THE EXERCISE>
Answer with a single number: the count of lines that include the string "Simple".
***
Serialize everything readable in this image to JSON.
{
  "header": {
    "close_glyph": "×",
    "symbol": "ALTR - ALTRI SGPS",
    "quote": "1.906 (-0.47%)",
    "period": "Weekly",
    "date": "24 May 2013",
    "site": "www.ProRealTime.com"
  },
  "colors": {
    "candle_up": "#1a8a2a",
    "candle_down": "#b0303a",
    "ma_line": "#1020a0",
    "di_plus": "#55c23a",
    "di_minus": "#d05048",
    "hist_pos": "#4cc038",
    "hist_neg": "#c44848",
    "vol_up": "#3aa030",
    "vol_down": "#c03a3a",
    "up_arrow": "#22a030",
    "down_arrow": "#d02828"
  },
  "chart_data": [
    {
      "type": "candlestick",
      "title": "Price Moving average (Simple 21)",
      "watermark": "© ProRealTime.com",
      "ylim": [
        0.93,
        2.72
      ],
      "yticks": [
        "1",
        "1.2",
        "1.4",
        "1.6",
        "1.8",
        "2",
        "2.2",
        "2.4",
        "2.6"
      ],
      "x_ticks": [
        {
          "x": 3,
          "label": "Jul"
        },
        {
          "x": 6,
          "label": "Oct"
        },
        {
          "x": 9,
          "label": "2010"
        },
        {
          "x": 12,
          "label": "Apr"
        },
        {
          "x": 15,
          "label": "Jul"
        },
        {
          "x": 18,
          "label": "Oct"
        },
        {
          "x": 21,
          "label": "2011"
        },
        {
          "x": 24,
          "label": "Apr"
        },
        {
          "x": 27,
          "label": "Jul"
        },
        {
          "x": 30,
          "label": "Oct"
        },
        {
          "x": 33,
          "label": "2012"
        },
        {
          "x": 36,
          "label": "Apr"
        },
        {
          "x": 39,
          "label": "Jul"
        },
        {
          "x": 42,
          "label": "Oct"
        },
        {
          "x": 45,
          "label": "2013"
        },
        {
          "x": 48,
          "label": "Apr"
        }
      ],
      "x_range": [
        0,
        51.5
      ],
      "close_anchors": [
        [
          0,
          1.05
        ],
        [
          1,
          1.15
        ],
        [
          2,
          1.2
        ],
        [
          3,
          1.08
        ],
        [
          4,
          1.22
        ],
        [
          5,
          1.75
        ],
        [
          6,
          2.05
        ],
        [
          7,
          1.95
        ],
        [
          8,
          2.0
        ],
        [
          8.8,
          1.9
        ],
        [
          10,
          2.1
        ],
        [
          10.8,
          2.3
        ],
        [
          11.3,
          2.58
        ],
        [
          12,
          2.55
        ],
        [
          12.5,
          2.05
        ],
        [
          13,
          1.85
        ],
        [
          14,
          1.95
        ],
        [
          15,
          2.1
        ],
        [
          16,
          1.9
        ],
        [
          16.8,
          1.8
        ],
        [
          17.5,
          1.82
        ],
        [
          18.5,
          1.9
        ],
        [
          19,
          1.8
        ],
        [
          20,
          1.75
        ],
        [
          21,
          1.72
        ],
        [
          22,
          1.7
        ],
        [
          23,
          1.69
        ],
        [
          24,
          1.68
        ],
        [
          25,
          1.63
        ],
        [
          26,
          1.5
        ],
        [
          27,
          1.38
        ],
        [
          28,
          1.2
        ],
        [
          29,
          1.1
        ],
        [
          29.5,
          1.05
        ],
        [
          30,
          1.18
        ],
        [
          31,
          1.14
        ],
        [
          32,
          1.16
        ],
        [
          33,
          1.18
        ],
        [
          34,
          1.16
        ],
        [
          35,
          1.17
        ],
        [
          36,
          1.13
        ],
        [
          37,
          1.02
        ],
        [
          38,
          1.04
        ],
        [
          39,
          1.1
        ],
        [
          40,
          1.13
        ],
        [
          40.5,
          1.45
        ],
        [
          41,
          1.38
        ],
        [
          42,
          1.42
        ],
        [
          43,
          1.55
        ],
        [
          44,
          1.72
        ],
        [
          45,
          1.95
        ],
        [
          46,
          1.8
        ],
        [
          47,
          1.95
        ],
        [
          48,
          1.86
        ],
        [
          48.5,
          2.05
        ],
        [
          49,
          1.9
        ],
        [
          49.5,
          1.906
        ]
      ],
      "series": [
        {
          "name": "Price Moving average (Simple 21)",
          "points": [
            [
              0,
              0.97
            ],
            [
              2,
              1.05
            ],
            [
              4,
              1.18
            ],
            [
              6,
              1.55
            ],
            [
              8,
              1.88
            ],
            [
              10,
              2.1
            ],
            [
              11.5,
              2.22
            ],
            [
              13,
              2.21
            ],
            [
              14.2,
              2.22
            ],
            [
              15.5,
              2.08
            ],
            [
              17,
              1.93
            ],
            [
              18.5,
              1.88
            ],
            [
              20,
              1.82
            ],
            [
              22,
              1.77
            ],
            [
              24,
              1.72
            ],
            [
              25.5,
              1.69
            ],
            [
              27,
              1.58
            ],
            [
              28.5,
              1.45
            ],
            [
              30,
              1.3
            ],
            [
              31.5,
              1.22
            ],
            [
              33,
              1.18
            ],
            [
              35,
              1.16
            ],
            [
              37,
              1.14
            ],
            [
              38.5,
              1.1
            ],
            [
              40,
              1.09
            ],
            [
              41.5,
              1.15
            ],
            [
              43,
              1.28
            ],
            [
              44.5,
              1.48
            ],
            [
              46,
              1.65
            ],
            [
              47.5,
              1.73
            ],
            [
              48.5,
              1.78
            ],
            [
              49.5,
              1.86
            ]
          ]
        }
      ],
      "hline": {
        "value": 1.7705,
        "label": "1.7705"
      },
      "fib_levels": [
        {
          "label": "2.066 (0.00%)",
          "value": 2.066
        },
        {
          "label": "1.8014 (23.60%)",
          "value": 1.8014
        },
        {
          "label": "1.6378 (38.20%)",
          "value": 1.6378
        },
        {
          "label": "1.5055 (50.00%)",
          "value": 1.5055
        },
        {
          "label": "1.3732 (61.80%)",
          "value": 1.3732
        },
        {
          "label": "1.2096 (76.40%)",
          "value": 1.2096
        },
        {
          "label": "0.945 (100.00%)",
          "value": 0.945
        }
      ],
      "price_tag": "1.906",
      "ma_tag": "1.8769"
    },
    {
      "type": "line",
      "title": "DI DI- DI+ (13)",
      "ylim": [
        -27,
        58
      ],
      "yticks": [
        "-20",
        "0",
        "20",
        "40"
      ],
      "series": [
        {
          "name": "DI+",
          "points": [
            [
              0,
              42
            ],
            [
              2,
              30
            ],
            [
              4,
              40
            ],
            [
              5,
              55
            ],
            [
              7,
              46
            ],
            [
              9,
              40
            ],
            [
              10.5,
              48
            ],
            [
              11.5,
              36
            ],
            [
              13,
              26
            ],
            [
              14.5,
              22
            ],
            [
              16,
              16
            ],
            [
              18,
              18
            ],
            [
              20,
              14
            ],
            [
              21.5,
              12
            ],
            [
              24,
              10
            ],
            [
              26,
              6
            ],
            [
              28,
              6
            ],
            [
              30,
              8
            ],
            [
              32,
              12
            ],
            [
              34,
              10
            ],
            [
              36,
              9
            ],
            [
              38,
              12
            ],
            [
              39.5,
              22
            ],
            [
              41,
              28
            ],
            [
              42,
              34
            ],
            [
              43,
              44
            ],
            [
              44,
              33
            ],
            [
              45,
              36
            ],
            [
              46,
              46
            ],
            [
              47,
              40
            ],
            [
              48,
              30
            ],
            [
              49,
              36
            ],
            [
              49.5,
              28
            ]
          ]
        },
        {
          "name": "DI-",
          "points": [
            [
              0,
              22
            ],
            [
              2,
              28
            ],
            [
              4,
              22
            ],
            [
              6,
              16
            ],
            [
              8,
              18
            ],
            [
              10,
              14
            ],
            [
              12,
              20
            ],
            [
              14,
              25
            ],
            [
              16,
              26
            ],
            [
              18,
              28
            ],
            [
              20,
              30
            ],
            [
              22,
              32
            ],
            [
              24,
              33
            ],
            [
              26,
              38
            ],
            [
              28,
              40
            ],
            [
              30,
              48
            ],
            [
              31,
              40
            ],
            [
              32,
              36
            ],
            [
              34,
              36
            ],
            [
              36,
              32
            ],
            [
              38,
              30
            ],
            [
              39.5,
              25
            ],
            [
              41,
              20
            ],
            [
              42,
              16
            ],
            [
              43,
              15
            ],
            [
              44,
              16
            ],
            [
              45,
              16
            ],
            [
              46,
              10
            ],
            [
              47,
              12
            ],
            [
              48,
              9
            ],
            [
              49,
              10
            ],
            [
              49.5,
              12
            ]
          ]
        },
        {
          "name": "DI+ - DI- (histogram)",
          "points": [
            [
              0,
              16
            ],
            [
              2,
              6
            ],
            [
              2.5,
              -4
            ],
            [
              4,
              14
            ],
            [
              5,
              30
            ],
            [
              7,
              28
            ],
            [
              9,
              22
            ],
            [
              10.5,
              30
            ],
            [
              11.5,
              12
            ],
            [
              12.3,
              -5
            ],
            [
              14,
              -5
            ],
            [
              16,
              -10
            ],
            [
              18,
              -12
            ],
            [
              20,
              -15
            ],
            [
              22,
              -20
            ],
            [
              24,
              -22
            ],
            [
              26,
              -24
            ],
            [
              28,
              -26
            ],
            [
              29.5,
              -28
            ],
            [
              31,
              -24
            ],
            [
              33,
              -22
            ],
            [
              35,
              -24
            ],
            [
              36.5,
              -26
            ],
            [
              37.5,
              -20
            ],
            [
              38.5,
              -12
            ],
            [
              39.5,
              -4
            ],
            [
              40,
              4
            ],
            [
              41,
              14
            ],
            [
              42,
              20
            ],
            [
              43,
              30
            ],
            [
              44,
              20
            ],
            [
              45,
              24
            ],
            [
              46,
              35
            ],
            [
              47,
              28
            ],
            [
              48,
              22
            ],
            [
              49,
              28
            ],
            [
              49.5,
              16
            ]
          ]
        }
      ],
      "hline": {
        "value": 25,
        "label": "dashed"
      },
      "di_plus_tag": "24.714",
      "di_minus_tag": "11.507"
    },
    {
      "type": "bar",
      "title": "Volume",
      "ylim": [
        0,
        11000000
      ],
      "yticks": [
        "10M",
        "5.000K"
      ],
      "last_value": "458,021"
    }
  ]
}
***
RESPONSE FOR THIS EXERCISE>
2